**EXERCISE DESCRIPTION:** The entries that follow should be written out exactly.

== == ==

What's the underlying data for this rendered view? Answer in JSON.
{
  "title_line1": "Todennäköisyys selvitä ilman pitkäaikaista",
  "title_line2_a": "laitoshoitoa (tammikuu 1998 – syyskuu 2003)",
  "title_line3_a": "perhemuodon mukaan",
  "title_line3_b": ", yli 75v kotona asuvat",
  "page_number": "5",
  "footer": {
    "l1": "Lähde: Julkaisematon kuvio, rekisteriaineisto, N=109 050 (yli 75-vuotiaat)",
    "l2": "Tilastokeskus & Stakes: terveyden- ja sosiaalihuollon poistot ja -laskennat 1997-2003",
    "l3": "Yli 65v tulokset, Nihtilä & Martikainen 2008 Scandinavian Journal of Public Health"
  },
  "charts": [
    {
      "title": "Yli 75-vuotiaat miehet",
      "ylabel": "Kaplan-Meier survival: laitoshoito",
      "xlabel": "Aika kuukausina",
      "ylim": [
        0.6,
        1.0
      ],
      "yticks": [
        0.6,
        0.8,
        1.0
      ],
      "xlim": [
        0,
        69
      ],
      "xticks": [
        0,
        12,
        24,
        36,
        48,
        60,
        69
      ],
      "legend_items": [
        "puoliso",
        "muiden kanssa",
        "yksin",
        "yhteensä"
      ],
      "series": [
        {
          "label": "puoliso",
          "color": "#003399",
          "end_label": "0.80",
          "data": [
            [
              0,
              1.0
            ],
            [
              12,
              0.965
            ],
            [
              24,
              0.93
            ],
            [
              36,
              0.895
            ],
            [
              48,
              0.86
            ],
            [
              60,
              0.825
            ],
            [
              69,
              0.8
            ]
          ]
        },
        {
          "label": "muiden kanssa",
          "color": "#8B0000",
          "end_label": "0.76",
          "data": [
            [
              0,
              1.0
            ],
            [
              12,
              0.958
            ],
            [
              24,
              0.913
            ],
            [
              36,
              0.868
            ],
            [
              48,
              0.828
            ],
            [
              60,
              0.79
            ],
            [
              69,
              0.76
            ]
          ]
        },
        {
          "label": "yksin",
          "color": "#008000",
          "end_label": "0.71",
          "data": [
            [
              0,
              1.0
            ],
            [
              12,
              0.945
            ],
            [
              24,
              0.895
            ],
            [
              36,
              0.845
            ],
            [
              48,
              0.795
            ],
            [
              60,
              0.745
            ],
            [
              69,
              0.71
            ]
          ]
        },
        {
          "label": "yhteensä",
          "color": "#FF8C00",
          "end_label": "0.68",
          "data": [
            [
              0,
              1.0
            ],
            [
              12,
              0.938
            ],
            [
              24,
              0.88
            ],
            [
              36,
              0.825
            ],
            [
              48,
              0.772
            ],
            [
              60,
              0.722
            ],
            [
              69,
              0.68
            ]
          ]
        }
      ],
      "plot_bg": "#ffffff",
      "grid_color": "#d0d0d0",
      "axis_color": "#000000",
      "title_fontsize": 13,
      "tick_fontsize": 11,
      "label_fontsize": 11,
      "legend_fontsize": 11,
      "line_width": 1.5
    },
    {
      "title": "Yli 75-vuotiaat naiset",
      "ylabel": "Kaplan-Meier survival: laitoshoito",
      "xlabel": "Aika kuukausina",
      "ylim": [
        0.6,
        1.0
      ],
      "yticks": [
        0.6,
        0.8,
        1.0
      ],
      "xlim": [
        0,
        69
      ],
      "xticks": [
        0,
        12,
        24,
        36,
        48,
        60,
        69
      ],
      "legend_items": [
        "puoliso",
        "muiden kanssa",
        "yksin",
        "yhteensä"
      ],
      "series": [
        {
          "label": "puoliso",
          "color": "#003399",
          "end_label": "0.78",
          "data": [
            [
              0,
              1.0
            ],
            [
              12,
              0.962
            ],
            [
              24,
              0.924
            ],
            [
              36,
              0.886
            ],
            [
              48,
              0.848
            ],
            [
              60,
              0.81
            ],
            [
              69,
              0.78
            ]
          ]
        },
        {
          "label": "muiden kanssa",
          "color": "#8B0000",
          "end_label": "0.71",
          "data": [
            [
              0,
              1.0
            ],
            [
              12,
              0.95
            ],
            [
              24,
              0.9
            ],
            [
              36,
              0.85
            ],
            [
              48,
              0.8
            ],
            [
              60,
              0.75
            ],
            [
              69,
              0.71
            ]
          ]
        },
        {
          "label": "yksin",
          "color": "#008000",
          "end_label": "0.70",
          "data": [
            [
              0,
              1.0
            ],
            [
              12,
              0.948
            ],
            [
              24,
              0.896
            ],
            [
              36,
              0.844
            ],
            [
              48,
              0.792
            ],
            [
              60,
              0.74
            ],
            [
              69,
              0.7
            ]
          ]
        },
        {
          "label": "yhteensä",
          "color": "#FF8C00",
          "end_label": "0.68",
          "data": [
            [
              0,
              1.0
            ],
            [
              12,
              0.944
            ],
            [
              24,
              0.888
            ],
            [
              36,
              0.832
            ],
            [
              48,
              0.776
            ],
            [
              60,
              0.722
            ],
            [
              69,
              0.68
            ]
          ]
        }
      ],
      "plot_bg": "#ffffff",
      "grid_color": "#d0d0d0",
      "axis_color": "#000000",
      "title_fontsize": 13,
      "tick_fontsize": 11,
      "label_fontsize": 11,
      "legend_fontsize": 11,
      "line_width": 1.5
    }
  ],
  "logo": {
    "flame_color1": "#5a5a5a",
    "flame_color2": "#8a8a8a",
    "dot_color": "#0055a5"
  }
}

== == ==

**TASK SOLUTION:**
What's the underlying data for this rendered view? Answer in JSON.
{
  "title_line1": "Todennäköisyys selvitä ilman pitkäaikaista",
  "title_line2_a": "laitoshoitoa (tammikuu 1998 – syyskuu 2003)",
  "title_line3_a": "perhemuodon mukaan",
  "title_line3_b": ", yli 75v kotona asuvat",
  "page_number": "5",
  "footer": {
    "l1": "Lähde: Julkaisematon kuvio, rekisteriaineisto, N=109 050 (yli 75-vuotiaat)",
    "l2": "Tilastokeskus & Stakes: terveyden- ja sosiaalihuollon poistot ja -laskennat 1997-2003",
    "l3": "Yli 65v tulokset, Nihtilä & Martikainen 2008 Scandinavian Journal of Public Health"
  },
  "charts": [
    {
      "title": "Yli 75-vuotiaat miehet",
      "ylabel": "Kaplan-Meier survival: laitoshoito",
      "xlabel": "Aika kuukausina",
      "ylim": [
        0.6,
        1.0
      ],
      "yticks": [
        0.6,
        0.8,
        1.0
      ],
      "xlim": [
        0,
        69
      ],
      "xticks": [
        0,
        12,
        24,
        36,
        48,
        60,
        69
      ],
      "legend_items": [
        "puoliso",
        "muiden kanssa",
        "yksin",
        "yhteensä"
      ],
      "series": [
        {
          "label": "puoliso",
          "color": "#003399",
          "end_label": "0.80",
          "data": [
            [
              0,
              1.0
            ],
            [
              12,
              0.965
            ],
            [
              24,
              0.93
            ],
            [
              36,
              0.895
            ],
            [
              48,
              0.86
            ],
            [
              60,
              0.825
            ],
            [
              69,
              0.8
            ]
          ]
        },
        {
          "label": "muiden kanssa",
          "color": "#8B0000",
          "end_label": "0.76",
          "data": [
            [
              0,
              1.0
            ],
            [
              12,
              0.958
            ],
            [
              24,
              0.913
            ],
            [
              36,
              0.868
            ],
            [
              48,
              0.828
            ],
            [
              60,
              0.79
            ],
            [
              69,
              0.76
            ]
          ]
        },
        {
          "label": "yksin",
          "color": "#008000",
          "end_label": "0.71",
          "data": [
            [
              0,
              1.0
            ],
            [
              12,
              0.945
            ],
            [
              24,
              0.895
            ],
            [
              36,
              0.845
            ],
            [
              48,
              0.795
            ],
            [
              60,
              0.745
            ],
            [
              69,
              0.71
            ]
          ]
        },
        {
          "label": "yhteensä",
          "color": "#FF8C00",
          "end_label": "0.68",
          "data": [
            [
              0,
              1.0
            ],
            [
              12,
              0.938
            ],
            [
              24,
              0.88
            ],
            [
              36,
              0.825
            ],
            [
              48,
              0.772
            ],
            [
              60,
              0.722
            ],
            [
              69,
              0.68
            ]
          ]
        }
      ],
      "plot_bg": "#ffffff",
      "grid_color": "#d0d0d0",
      "axis_color": "#000000",
      "title_fontsize": 13,
      "tick_fontsize": 11,
      "label_fontsize": 11,
      "legend_fontsize": 11,
      "line_width": 1.5
    },
    {
      "title": "Yli 75-vuotiaat naiset",
      "ylabel": "Kaplan-Meier survival: laitoshoito",
      "xlabel": "Aika kuukausina",
      "ylim": [
        0.6,
        1.0
      ],
      "yticks": [
        0.6,
        0.8,
        1.0
      ],
      "xlim": [
        0,
        69
      ],
      "xticks": [
        0,
        12,
        24,
        36,
        48,
        60,
        69
      ],
      "legend_items": [
        "puoliso",
        "muiden kanssa",
        "yksin",
        "yhteensä"
      ],
      "series": [
        {
          "label": "puoliso",
          "color": "#003399",
          "end_label": "0.78",
          "data": [
            [
              0,
              1.0
            ],
            [
              12,
              0.962
            ],
            [
              24,
              0.924
            ],
            [
              36,
              0.886
            ],
            [
              48,
              0.848
            ],
            [
              60,
              0.81
            ],
            [
              69,
              0.78
            ]
          ]
        },
        {
          "label": "muiden kanssa",
          "color": "#8B0000",
          "end_label": "0.71",
          "data": [
            [
              0,
              1.0
            ],
            [
              12,
              0.95
            ],
            [
              24,
              0.9
            ],
            [
              36,
              0.85
            ],
            [
              48,
              0.8
            ],
            [
              60,
              0.75
            ],
            [
              69,
              0.71
            ]
          ]
        },
        {
          "label": "yksin",
          "color": "#008000",
          "end_label": "0.70",
          "data": [
            [
              0,
              1.0
            ],
            [
              12,
              0.948
            ],
            [
              24,
              0.896
            ],
            [
              36,
              0.844
            ],
            [
              48,
              0.792
            ],
            [
              60,
              0.74
            ],
            [
              69,
              0.7
            ]
          ]
        },
        {
          "label": "yhteensä",
          "color": "#FF8C00",
          "end_label": "0.68",
          "data": [
            [
              0,
              1.0
            ],
            [
              12,
              0.944
            ],
            [
              24,
              0.888
            ],
            [
              36,
              0.832
            ],
            [
              48,
              0.776
            ],
            [
              60,
              0.722
            ],
            [
              69,
              0.68
            ]
          ]
        }
      ],
      "plot_bg": "#ffffff",
      "grid_color": "#d0d0d0",
      "axis_color": "#000000",
      "title_fontsize": 13,
      "tick_fontsize": 11,
      "label_fontsize": 11,
      "legend_fontsize": 11,
      "line_width": 1.5
    }
  ],
  "logo": {
    "flame_color1": "#5a5a5a",
    "flame_color2": "#8a8a8a",
    "dot_color": "#0055a5"
  }
}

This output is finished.